▶ **Exercise task**: The records that follow need to be output exactly as they are.

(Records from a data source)
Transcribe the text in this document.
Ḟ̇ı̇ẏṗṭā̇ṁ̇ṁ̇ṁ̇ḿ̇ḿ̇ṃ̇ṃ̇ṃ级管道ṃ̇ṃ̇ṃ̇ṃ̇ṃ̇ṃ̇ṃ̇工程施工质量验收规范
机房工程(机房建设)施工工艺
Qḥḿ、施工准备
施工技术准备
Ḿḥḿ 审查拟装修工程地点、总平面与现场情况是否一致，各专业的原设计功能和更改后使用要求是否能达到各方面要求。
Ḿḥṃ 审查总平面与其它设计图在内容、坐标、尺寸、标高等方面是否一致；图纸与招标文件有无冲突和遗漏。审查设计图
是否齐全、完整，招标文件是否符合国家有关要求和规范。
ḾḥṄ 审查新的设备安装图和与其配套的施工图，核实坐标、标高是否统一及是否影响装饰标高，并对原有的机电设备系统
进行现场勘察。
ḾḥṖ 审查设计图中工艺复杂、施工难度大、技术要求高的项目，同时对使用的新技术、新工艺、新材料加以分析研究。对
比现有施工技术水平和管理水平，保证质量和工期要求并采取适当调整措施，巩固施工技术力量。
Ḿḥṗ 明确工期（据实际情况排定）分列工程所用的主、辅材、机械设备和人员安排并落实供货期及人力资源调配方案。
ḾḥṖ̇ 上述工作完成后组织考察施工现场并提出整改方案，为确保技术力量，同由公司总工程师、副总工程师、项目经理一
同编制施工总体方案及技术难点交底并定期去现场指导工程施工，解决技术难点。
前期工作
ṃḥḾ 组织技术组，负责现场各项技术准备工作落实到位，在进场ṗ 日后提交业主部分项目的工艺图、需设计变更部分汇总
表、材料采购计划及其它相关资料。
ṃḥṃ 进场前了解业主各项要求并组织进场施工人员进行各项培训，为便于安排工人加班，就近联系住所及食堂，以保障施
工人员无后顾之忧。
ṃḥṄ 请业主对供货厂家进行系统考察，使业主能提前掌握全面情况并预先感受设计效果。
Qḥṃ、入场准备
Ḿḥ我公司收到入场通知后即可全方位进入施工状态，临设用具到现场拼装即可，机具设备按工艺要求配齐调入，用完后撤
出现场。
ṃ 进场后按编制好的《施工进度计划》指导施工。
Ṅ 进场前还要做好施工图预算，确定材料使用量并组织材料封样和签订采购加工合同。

▶ **Task solution**:
Transcribe the text in this document.
Ḟ̇ı̇ẏṗṭā̇ṁ̇ṁ̇ṁ̇ḿ̇ḿ̇ṃ̇ṃ̇ṃ级管道ṃ̇ṃ̇ṃ̇ṃ̇ṃ̇ṃ̇ṃ̇工程施工质量验收规范
机房工程(机房建设)施工工艺
Qḥḿ、施工准备
施工技术准备
Ḿḥḿ 审查拟装修工程地点、总平面与现场情况是否一致，各专业的原设计功能和更改后使用要求是否能达到各方面要求。
Ḿḥṃ 审查总平面与其它设计图在内容、坐标、尺寸、标高等方面是否一致；图纸与招标文件有无冲突和遗漏。审查设计图
是否齐全、完整，招标文件是否符合国家有关要求和规范。
ḾḥṄ 审查新的设备安装图和与其配套的施工图，核实坐标、标高是否统一及是否影响装饰标高，并对原有的机电设备系统
进行现场勘察。
ḾḥṖ 审查设计图中工艺复杂、施工难度大、技术要求高的项目，同时对使用的新技术、新工艺、新材料加以分析研究。对
比现有施工技术水平和管理水平，保证质量和工期要求并采取适当调整措施，巩固施工技术力量。
Ḿḥṗ 明确工期（据实际情况排定）分列工程所用的主、辅材、机械设备和人员安排并落实供货期及人力资源调配方案。
ḾḥṖ̇ 上述工作完成后组织考察施工现场并提出整改方案，为确保技术力量，同由公司总工程师、副总工程师、项目经理一
同编制施工总体方案及技术难点交底并定期去现场指导工程施工，解决技术难点。
前期工作
ṃḥḾ 组织技术组，负责现场各项技术准备工作落实到位，在进场ṗ 日后提交业主部分项目的工艺图、需设计变更部分汇总
表、材料采购计划及其它相关资料。
ṃḥṃ 进场前了解业主各项要求并组织进场施工人员进行各项培训，为便于安排工人加班，就近联系住所及食堂，以保障施
工人员无后顾之忧。
ṃḥṄ 请业主对供货厂家进行系统考察，使业主能提前掌握全面情况并预先感受设计效果。
Qḥṃ、入场准备
Ḿḥ我公司收到入场通知后即可全方位进入施工状态，临设用具到现场拼装即可，机具设备按工艺要求配齐调入，用完后撤
出现场。
ṃ 进场后按编制好的《施工进度计划》指导施工。
Ṅ 进场前还要做好施工图预算，确定材料使用量并组织材料封样和签订采购加工合同。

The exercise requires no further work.